REQUIRED TASK:
From the line containing "Output a JSON" through the last line of the material, copy every line exactly, both ends inclusive; do not copy pictures.

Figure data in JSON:
========
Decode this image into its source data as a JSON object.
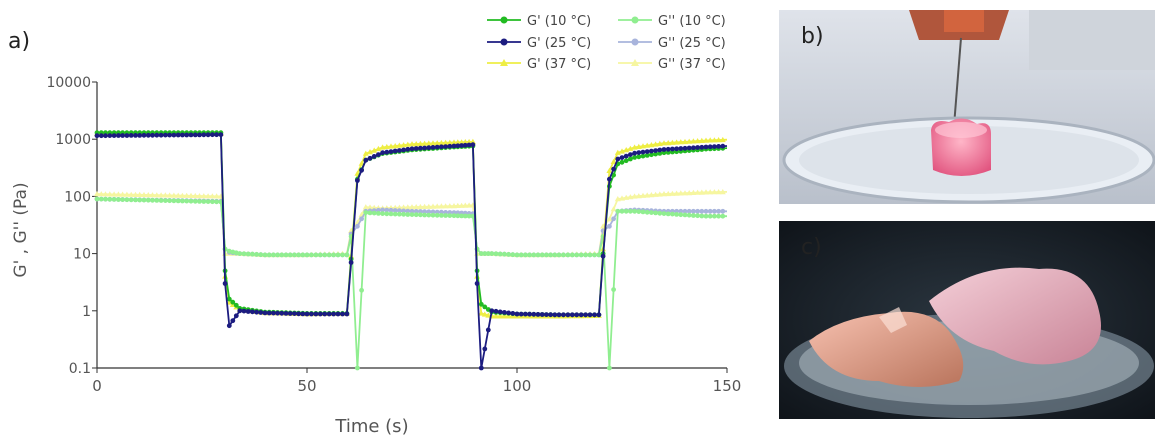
{
  "chart_data": {
    "type": "line",
    "panel_label": "a)",
    "xlabel": "Time (s)",
    "ylabel": "G' , G'' (Pa)",
    "xlim": [
      0,
      150
    ],
    "ylim": [
      0.1,
      10000
    ],
    "y_scale": "log",
    "xticks": [
      0,
      50,
      100,
      150
    ],
    "xtick_labels": [
      "0",
      "50",
      "100",
      "150"
    ],
    "yticks": [
      0.1,
      1,
      10,
      100,
      1000,
      10000
    ],
    "ytick_labels": [
      "0.1",
      "1",
      "10",
      "100",
      "1000",
      "10000"
    ],
    "grid": false,
    "legend_position": "top-right",
    "x": [
      0,
      29.5,
      30.5,
      31.5,
      34,
      40,
      50,
      59.5,
      60.5,
      62,
      64,
      68,
      75,
      85,
      89.5,
      90.5,
      91.5,
      94,
      100,
      110,
      119.5,
      120.5,
      122,
      124,
      128,
      135,
      145,
      150
    ],
    "series": [
      {
        "name": "G' (10 °C)",
        "color": "#22bb22",
        "marker": "circle",
        "values": [
          1300,
          1300,
          5,
          1.6,
          1.1,
          0.95,
          0.9,
          0.9,
          8,
          200,
          430,
          560,
          650,
          730,
          760,
          5,
          1.3,
          0.95,
          0.88,
          0.85,
          0.85,
          10,
          150,
          370,
          480,
          580,
          670,
          700
        ]
      },
      {
        "name": "G' (25 °C)",
        "color": "#1c1c80",
        "marker": "circle",
        "values": [
          1150,
          1200,
          3,
          0.55,
          1.0,
          0.92,
          0.88,
          0.88,
          7,
          190,
          430,
          580,
          680,
          760,
          800,
          3,
          0.1,
          1.0,
          0.88,
          0.85,
          0.85,
          9,
          200,
          450,
          570,
          660,
          730,
          760
        ]
      },
      {
        "name": "G' (37 °C)",
        "color": "#eeee44",
        "marker": "triangle",
        "values": [
          1250,
          1250,
          4,
          1.4,
          1.05,
          0.92,
          0.88,
          0.9,
          9,
          250,
          560,
          720,
          820,
          880,
          900,
          4,
          0.9,
          0.8,
          0.8,
          0.8,
          0.82,
          12,
          280,
          580,
          720,
          850,
          950,
          980
        ]
      },
      {
        "name": "G'' (10 °C)",
        "color": "#90ee90",
        "marker": "circle",
        "values": [
          90,
          80,
          12,
          11,
          10,
          9.5,
          9.5,
          9.5,
          20,
          0.1,
          52,
          50,
          48,
          46,
          45,
          12,
          10,
          10,
          9.5,
          9.5,
          9.5,
          20,
          0.1,
          55,
          55,
          50,
          45,
          45
        ]
      },
      {
        "name": "G'' (25 °C)",
        "color": "#a8b4dc",
        "marker": "circle",
        "values": [
          90,
          82,
          12,
          10.5,
          10,
          9.5,
          9.5,
          9.5,
          22,
          30,
          55,
          58,
          55,
          52,
          50,
          12,
          10,
          10,
          9.5,
          9.5,
          9.5,
          25,
          30,
          55,
          58,
          55,
          55,
          55
        ]
      },
      {
        "name": "G'' (37 °C)",
        "color": "#f6f6a0",
        "marker": "triangle",
        "values": [
          110,
          100,
          10,
          10,
          10,
          9.5,
          9.5,
          10,
          25,
          35,
          65,
          62,
          65,
          68,
          70,
          10,
          10,
          10,
          9.5,
          9.5,
          10,
          30,
          40,
          90,
          100,
          110,
          118,
          120
        ]
      }
    ]
  },
  "panels": {
    "b": {
      "label": "b)"
    },
    "c": {
      "label": "c)"
    }
  }
}
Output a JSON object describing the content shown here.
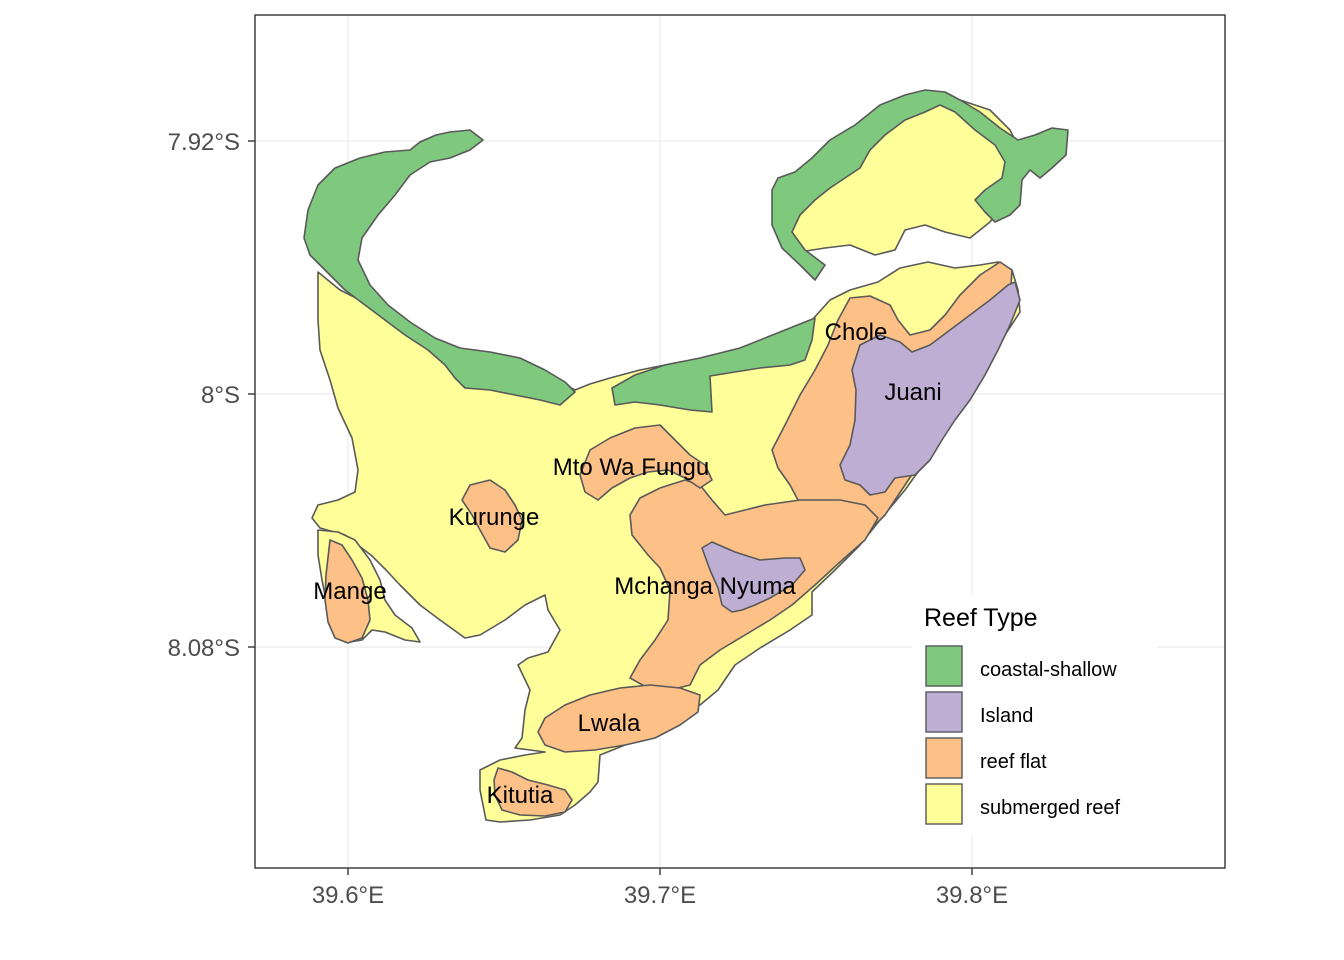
{
  "map": {
    "x_ticks": [
      "39.6°E",
      "39.7°E",
      "39.8°E"
    ],
    "y_ticks": [
      "7.92°S",
      "8°S",
      "8.08°S"
    ],
    "x_tick_values": [
      39.6,
      39.7,
      39.8
    ],
    "y_tick_values": [
      -7.92,
      -8.0,
      -8.08
    ],
    "xlim": [
      39.57,
      39.882
    ],
    "ylim": [
      -8.142,
      -7.88
    ],
    "grid": true,
    "legend_placement": "bottom-right",
    "site_labels": [
      "Chole",
      "Juani",
      "Mto Wa Fungu",
      "Kurunge",
      "Mange",
      "Mchanga Nyuma",
      "Lwala",
      "Kitutia"
    ]
  },
  "legend": {
    "title": "Reef Type",
    "items": [
      {
        "label": "coastal-shallow",
        "color": "#7fc97f"
      },
      {
        "label": "Island",
        "color": "#beaed4"
      },
      {
        "label": "reef flat",
        "color": "#fdc086"
      },
      {
        "label": "submerged reef",
        "color": "#ffff99"
      }
    ]
  }
}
========
SOLUTION TO THIS PROBLEM:
Output a JSON object describing the content shown here.
{
  "map": {
    "x_ticks": [
      "39.6°E",
      "39.7°E",
      "39.8°E"
    ],
    "y_ticks": [
      "7.92°S",
      "8°S",
      "8.08°S"
    ],
    "x_tick_values": [
      39.6,
      39.7,
      39.8
    ],
    "y_tick_values": [
      -7.92,
      -8.0,
      -8.08
    ],
    "xlim": [
      39.57,
      39.882
    ],
    "ylim": [
      -8.142,
      -7.88
    ],
    "grid": true,
    "legend_placement": "bottom-right",
    "site_labels": [
      "Chole",
      "Juani",
      "Mto Wa Fungu",
      "Kurunge",
      "Mange",
      "Mchanga Nyuma",
      "Lwala",
      "Kitutia"
    ]
  },
  "legend": {
    "title": "Reef Type",
    "items": [
      {
        "label": "coastal-shallow",
        "color": "#7fc97f"
      },
      {
        "label": "Island",
        "color": "#beaed4"
      },
      {
        "label": "reef flat",
        "color": "#fdc086"
      },
      {
        "label": "submerged reef",
        "color": "#ffff99"
      }
    ]
  }
}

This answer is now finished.